**What you should do:** Write the records out again, precisely as they stand.

==== Data records

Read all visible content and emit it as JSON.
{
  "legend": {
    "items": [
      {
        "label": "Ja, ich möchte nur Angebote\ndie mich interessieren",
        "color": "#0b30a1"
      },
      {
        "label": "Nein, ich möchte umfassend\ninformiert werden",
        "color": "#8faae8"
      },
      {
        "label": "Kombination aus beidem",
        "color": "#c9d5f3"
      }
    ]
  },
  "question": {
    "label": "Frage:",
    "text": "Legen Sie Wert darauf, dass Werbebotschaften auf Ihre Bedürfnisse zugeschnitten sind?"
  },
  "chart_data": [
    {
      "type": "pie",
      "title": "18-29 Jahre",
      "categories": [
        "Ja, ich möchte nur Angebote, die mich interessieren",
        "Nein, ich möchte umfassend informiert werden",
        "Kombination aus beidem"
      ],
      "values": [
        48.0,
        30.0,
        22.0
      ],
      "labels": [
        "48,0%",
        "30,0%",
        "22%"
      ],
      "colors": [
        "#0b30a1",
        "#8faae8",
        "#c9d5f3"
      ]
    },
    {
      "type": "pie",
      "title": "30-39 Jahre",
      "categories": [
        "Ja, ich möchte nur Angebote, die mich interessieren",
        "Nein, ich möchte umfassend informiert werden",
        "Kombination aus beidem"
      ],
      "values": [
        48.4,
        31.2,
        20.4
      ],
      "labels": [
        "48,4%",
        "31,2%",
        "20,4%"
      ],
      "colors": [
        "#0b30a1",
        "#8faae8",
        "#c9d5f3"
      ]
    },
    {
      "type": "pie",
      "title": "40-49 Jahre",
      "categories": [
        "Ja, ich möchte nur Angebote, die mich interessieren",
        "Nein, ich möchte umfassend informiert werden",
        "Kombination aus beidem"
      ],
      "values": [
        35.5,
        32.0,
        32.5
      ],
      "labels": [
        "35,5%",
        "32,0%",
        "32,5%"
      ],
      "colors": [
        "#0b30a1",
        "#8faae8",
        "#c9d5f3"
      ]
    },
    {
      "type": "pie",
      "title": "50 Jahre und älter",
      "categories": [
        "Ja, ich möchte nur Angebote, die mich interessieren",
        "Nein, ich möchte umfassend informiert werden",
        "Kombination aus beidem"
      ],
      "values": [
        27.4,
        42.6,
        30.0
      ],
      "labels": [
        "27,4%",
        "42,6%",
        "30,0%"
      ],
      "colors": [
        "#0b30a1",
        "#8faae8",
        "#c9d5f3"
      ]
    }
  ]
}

========

**Answer to this task:**
Read all visible content and emit it as JSON.
{
  "legend": {
    "items": [
      {
        "label": "Ja, ich möchte nur Angebote\ndie mich interessieren",
        "color": "#0b30a1"
      },
      {
        "label": "Nein, ich möchte umfassend\ninformiert werden",
        "color": "#8faae8"
      },
      {
        "label": "Kombination aus beidem",
        "color": "#c9d5f3"
      }
    ]
  },
  "question": {
    "label": "Frage:",
    "text": "Legen Sie Wert darauf, dass Werbebotschaften auf Ihre Bedürfnisse zugeschnitten sind?"
  },
  "chart_data": [
    {
      "type": "pie",
      "title": "18-29 Jahre",
      "categories": [
        "Ja, ich möchte nur Angebote, die mich interessieren",
        "Nein, ich möchte umfassend informiert werden",
        "Kombination aus beidem"
      ],
      "values": [
        48.0,
        30.0,
        22.0
      ],
      "labels": [
        "48,0%",
        "30,0%",
        "22%"
      ],
      "colors": [
        "#0b30a1",
        "#8faae8",
        "#c9d5f3"
      ]
    },
    {
      "type": "pie",
      "title": "30-39 Jahre",
      "categories": [
        "Ja, ich möchte nur Angebote, die mich interessieren",
        "Nein, ich möchte umfassend informiert werden",
        "Kombination aus beidem"
      ],
      "values": [
        48.4,
        31.2,
        20.4
      ],
      "labels": [
        "48,4%",
        "31,2%",
        "20,4%"
      ],
      "colors": [
        "#0b30a1",
        "#8faae8",
        "#c9d5f3"
      ]
    },
    {
      "type": "pie",
      "title": "40-49 Jahre",
      "categories": [
        "Ja, ich möchte nur Angebote, die mich interessieren",
        "Nein, ich möchte umfassend informiert werden",
        "Kombination aus beidem"
      ],
      "values": [
        35.5,
        32.0,
        32.5
      ],
      "labels": [
        "35,5%",
        "32,0%",
        "32,5%"
      ],
      "colors": [
        "#0b30a1",
        "#8faae8",
        "#c9d5f3"
      ]
    },
    {
      "type": "pie",
      "title": "50 Jahre und älter",
      "categories": [
        "Ja, ich möchte nur Angebote, die mich interessieren",
        "Nein, ich möchte umfassend informiert werden",
        "Kombination aus beidem"
      ],
      "values": [
        27.4,
        42.6,
        30.0
      ],
      "labels": [
        "27,4%",
        "42,6%",
        "30,0%"
      ],
      "colors": [
        "#0b30a1",
        "#8faae8",
        "#c9d5f3"
      ]
    }
  ]
}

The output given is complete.